## [WORK TO DO]
Check each line of the material below for "ylabel", then copy the ones that contain it.

## [INPUT RECORDS]
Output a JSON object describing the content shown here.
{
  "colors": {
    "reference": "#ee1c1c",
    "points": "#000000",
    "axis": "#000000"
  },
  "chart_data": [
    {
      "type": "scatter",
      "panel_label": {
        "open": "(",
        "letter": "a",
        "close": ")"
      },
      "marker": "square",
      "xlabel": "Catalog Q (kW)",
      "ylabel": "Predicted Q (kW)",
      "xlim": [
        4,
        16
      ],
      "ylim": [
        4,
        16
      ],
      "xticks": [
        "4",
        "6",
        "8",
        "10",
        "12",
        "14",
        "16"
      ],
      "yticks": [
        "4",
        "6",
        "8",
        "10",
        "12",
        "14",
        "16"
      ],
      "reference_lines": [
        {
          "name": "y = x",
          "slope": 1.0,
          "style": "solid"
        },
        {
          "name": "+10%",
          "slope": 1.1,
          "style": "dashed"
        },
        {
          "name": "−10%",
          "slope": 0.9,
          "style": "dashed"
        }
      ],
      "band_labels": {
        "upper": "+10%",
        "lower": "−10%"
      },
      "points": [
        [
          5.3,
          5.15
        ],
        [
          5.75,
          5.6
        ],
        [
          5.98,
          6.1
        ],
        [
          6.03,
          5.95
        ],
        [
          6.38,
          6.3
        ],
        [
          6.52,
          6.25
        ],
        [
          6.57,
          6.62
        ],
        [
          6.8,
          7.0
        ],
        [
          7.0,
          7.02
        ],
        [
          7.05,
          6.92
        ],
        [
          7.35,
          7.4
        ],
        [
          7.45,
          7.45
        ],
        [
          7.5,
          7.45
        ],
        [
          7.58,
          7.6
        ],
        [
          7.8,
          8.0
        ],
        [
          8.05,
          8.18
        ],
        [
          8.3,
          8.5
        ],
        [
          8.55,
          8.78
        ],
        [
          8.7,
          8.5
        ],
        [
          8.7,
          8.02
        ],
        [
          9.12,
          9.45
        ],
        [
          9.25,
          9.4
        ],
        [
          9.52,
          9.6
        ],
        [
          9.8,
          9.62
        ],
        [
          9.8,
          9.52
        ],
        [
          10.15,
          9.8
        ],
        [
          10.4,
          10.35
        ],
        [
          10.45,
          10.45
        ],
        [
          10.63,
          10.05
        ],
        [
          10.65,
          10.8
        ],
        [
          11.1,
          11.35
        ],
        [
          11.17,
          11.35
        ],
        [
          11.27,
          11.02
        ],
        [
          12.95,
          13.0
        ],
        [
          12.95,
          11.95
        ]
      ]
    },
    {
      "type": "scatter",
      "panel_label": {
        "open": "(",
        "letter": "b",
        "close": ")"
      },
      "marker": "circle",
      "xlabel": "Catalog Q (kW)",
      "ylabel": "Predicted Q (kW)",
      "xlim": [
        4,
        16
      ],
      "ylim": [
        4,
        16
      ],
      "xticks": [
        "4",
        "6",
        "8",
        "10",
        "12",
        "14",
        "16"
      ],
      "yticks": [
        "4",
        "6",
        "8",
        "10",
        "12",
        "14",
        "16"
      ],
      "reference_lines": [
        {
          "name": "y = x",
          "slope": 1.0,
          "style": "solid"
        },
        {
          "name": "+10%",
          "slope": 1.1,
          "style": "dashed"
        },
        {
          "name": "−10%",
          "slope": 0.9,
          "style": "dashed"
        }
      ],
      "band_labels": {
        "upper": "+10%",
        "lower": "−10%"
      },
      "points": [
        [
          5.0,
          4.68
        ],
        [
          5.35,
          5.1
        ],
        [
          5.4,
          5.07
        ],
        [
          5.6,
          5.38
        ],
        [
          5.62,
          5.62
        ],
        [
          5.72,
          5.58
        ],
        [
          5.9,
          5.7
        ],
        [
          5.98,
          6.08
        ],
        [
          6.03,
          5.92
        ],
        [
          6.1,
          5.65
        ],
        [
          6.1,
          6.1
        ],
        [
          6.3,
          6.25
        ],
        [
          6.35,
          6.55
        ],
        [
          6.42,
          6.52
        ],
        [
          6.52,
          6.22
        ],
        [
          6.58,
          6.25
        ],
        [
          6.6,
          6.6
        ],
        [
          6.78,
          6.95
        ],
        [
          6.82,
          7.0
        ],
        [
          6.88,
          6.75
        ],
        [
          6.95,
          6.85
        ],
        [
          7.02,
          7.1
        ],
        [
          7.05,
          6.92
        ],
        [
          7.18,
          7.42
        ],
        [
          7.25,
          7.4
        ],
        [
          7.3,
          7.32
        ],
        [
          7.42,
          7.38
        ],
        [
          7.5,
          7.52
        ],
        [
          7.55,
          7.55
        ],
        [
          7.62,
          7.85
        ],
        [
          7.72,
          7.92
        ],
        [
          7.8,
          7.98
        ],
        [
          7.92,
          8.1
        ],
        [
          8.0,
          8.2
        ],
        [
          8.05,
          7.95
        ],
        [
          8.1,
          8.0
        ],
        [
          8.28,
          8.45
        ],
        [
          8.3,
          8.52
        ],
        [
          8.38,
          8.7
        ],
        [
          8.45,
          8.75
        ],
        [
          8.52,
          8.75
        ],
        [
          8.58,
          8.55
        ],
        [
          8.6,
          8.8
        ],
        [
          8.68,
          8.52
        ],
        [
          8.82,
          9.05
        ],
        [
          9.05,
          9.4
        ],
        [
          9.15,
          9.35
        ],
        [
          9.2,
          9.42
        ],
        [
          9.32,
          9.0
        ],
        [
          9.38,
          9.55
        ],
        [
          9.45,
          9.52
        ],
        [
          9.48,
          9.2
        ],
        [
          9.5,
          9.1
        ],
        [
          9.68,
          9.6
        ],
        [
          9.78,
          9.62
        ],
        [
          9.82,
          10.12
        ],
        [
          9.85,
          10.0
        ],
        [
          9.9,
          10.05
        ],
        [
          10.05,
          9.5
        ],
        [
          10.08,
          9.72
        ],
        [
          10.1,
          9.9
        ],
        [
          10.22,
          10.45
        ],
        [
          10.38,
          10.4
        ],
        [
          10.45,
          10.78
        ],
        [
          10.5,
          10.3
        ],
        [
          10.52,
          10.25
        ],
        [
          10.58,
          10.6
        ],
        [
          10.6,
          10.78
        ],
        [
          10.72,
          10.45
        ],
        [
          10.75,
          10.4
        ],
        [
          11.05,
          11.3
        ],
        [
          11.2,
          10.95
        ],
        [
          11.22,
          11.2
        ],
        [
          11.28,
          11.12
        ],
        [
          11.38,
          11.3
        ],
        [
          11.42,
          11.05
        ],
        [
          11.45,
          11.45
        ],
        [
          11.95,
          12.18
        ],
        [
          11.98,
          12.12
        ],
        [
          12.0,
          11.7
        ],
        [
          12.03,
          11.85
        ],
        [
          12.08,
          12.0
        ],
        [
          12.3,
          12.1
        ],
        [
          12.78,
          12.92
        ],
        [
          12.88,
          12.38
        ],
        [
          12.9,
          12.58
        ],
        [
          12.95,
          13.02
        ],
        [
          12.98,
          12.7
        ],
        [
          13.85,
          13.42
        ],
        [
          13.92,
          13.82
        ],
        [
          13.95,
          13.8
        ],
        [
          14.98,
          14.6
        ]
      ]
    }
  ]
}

* * *

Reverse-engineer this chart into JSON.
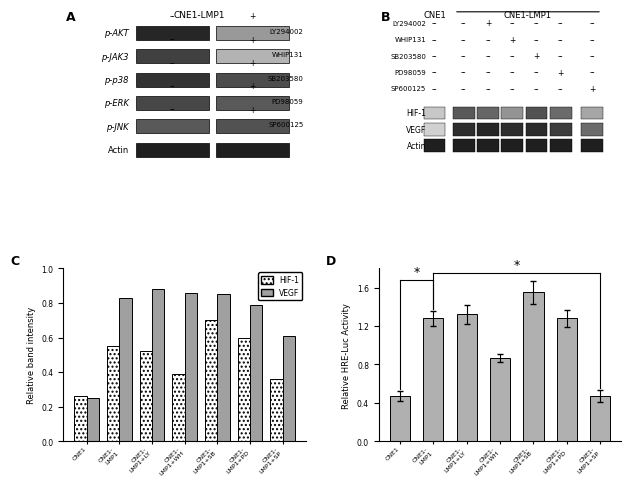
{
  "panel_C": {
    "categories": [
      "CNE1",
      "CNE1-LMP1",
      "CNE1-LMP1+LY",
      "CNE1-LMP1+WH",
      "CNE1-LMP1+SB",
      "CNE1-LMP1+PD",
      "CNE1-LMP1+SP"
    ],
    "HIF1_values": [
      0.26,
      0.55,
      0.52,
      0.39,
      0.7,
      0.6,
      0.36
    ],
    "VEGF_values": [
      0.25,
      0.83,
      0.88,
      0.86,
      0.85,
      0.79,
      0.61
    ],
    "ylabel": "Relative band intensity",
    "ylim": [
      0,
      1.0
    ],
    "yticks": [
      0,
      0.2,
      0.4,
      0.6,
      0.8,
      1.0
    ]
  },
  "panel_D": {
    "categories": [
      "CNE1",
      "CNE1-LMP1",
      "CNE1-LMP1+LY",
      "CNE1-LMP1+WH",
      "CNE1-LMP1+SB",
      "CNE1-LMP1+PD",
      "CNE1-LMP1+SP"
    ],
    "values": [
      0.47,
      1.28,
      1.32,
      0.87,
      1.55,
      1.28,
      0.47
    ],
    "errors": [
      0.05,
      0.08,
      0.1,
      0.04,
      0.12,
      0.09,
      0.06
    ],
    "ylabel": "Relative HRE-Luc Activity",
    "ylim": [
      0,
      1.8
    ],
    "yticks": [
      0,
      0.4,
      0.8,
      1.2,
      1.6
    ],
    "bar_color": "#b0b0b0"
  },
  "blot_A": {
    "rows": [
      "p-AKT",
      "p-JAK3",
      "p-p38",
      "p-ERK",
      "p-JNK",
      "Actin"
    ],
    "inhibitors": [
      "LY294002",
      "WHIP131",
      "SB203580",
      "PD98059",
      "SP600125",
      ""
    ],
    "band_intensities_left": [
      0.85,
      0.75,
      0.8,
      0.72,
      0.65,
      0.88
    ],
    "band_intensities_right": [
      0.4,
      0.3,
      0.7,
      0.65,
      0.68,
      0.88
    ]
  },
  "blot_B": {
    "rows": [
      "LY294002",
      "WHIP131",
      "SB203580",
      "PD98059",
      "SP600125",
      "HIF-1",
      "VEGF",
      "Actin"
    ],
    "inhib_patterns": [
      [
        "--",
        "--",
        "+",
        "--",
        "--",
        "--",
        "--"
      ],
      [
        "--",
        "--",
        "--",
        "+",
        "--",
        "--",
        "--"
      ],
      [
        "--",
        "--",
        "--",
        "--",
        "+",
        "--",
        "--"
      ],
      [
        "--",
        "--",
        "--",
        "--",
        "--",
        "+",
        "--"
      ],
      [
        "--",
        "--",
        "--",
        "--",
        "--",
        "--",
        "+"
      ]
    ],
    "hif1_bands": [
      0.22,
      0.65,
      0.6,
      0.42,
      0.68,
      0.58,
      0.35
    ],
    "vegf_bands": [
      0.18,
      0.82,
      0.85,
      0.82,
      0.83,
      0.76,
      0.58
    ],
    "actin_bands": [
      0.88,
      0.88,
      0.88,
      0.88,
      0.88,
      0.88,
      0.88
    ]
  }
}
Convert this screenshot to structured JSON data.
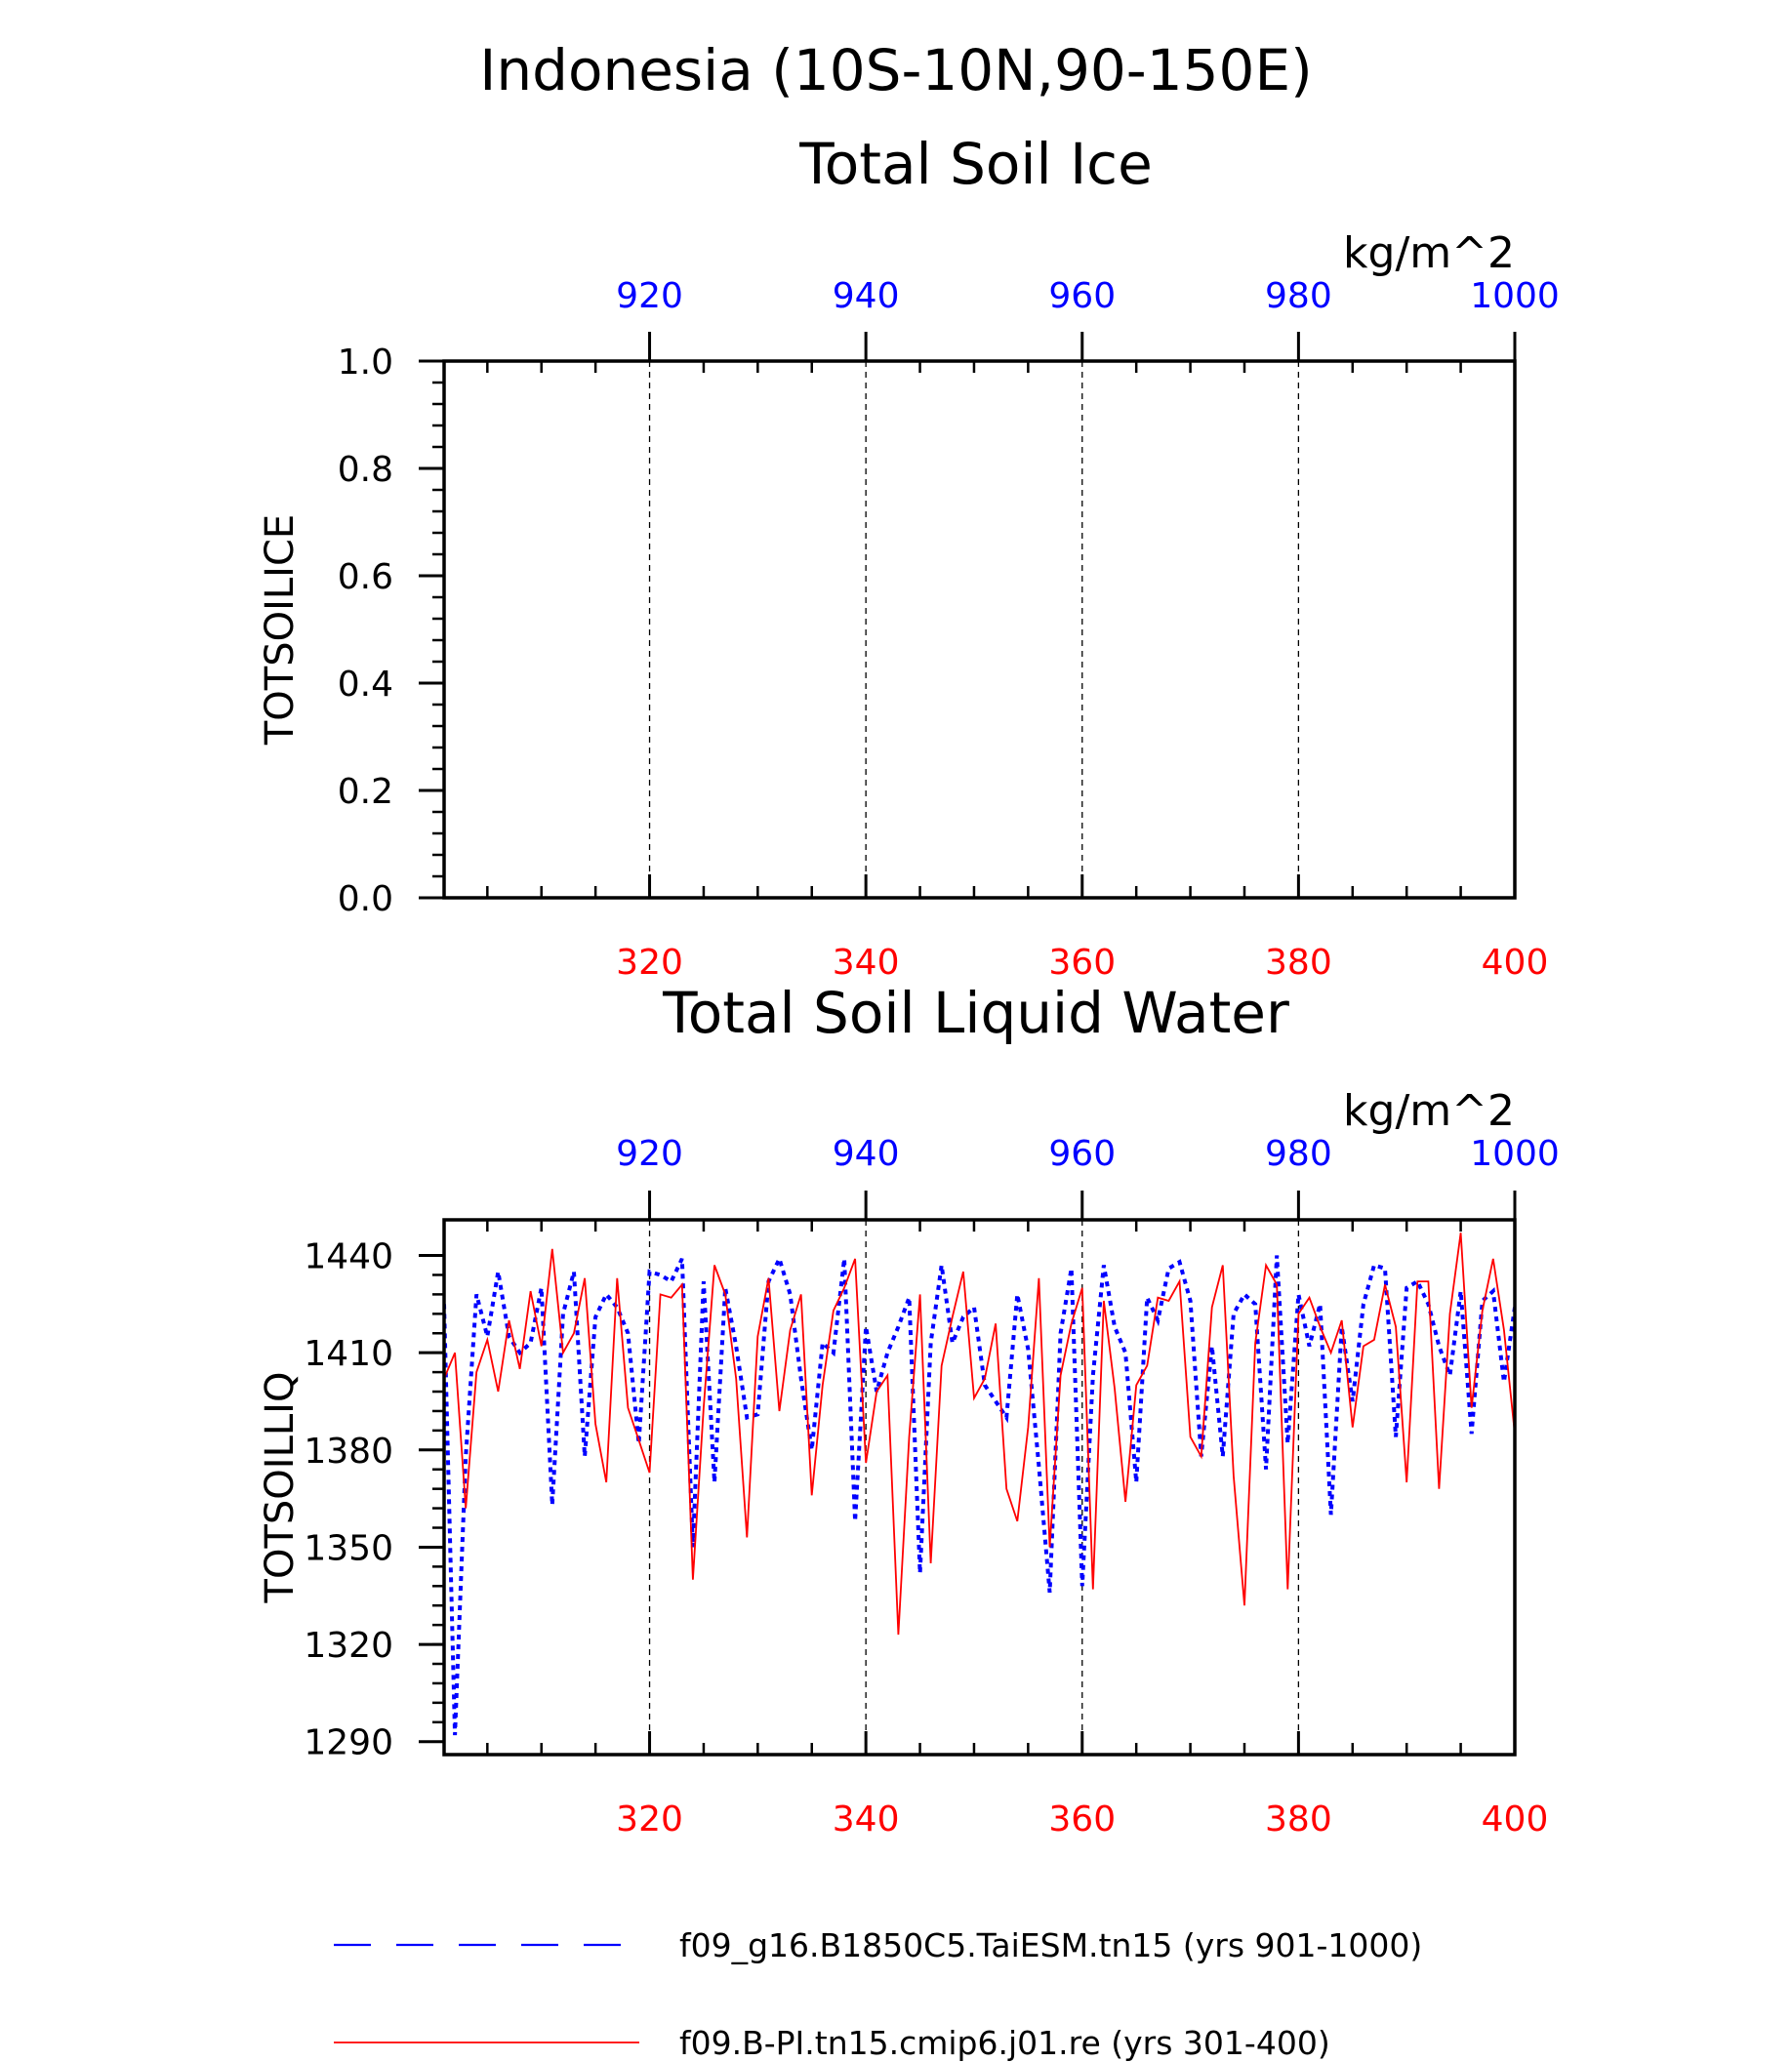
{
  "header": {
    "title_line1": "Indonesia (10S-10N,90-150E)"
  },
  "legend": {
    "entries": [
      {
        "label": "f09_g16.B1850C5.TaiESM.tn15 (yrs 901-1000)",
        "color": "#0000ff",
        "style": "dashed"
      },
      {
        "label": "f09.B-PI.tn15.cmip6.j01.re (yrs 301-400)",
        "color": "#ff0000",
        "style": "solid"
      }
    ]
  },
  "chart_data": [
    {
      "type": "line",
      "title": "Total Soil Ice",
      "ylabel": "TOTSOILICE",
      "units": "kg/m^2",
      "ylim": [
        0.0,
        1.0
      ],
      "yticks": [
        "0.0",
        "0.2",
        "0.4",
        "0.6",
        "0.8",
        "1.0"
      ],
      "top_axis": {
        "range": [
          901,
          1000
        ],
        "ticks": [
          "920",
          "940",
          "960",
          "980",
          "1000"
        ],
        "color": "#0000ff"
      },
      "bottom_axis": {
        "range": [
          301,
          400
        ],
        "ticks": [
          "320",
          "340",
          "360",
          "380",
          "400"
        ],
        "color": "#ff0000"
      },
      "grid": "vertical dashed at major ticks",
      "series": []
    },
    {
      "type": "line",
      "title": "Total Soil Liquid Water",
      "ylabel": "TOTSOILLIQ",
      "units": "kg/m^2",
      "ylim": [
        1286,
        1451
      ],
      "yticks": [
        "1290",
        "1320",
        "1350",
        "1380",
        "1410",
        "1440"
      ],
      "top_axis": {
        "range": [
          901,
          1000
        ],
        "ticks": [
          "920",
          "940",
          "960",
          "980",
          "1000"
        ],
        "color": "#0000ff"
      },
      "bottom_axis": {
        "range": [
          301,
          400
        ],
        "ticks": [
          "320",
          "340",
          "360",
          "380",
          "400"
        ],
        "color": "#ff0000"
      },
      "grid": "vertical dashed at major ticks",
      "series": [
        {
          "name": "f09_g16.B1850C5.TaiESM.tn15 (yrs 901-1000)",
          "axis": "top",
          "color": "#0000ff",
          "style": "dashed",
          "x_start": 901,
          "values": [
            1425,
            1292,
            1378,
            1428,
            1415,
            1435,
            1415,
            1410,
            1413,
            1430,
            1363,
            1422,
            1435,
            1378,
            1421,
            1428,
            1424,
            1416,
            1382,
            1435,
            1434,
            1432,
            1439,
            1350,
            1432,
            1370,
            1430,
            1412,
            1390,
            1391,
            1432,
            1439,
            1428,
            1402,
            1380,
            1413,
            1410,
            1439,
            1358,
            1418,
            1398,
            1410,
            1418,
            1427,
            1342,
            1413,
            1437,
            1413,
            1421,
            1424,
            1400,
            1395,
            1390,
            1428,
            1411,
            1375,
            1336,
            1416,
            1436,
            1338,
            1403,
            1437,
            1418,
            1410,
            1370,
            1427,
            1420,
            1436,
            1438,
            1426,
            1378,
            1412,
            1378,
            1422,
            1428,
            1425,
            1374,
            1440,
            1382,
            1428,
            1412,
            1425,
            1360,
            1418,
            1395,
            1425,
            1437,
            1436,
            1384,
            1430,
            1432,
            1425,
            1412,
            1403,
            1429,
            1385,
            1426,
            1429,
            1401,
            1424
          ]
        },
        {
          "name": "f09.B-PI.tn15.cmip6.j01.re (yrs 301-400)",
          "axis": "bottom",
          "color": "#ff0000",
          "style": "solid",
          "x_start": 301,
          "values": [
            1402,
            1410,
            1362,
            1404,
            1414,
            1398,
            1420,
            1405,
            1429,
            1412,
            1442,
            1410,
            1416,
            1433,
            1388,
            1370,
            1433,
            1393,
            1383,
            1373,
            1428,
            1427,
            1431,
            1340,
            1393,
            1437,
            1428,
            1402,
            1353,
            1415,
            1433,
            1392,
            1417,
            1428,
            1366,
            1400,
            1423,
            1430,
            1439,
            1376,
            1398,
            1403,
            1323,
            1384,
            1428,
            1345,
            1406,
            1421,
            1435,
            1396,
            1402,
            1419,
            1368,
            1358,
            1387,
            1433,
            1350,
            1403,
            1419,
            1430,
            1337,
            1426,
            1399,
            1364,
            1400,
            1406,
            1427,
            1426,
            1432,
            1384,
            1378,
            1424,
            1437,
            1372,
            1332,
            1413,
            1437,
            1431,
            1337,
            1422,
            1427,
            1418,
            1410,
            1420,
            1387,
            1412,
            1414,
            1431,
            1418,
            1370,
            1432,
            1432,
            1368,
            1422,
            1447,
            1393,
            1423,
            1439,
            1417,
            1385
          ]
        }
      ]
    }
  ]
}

## [SOLUTION BELOW]
      "ylabel": "Predicted Q (kW)",
      "ylabel": "Predicted Q (kW)",
    "ylabel": "Relative band intensity",
    "ylabel": "Relative HRE-Luc Activity",
      "ylabel": "TOTSOILICE",
      "ylabel": "TOTSOILLIQ",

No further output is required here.